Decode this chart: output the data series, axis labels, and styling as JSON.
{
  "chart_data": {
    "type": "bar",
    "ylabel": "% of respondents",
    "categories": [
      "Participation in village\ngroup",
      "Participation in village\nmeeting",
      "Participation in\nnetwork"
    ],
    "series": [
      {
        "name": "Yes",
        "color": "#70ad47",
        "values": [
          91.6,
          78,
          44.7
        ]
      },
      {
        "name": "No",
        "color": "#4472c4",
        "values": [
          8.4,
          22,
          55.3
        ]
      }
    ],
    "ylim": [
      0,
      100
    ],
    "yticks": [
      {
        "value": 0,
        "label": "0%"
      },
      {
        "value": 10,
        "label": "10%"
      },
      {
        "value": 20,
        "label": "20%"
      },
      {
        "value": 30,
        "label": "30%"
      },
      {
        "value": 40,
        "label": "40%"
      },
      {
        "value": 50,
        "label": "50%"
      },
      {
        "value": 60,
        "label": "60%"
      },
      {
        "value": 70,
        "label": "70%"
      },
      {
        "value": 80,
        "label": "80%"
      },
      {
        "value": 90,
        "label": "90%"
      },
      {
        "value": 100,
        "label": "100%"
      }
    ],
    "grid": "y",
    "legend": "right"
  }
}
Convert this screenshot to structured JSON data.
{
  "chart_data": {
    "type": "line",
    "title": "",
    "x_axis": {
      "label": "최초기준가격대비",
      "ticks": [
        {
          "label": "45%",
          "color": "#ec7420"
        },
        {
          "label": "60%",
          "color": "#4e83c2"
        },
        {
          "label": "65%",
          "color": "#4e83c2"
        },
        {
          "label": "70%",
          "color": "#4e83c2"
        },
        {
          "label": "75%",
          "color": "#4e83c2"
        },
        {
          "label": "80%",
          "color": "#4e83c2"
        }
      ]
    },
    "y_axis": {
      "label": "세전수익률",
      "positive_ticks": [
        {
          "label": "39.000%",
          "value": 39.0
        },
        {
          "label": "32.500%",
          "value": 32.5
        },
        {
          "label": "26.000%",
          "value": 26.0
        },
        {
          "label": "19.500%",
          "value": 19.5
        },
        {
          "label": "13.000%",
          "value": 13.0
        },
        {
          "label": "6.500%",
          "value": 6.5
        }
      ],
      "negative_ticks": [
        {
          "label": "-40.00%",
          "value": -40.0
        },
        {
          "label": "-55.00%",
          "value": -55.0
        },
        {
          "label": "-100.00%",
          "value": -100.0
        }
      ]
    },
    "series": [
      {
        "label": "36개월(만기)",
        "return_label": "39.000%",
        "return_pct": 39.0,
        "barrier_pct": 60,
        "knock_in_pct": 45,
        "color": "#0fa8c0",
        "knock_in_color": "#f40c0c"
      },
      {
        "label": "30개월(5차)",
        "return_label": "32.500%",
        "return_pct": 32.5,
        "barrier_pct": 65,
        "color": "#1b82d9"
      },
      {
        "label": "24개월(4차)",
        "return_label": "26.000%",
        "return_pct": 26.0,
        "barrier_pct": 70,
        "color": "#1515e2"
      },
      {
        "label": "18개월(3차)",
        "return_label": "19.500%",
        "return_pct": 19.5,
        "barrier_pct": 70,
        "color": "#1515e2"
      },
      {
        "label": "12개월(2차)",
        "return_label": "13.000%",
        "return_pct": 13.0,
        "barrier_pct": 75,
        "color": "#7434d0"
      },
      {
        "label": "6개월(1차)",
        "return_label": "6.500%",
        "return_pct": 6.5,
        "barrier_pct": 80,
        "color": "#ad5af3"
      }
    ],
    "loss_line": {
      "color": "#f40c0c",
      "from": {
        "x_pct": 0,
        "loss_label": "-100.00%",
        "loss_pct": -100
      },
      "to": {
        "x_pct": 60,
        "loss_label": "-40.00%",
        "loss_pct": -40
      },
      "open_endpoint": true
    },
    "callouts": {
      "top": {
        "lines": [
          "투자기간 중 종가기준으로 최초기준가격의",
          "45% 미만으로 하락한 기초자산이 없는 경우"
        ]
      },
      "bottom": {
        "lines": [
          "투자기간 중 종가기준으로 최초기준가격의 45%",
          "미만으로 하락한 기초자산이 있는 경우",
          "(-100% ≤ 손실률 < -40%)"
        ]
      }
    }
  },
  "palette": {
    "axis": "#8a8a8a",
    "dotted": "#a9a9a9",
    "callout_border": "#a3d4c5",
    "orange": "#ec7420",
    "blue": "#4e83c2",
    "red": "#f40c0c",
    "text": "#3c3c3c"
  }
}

************

Exercise directions >>
From the entries above, extract each line containing "this".

Answer to the exercise >>
Decode this chart: output the data series, axis labels, and styling as JSON.
Convert this screenshot to structured JSON data.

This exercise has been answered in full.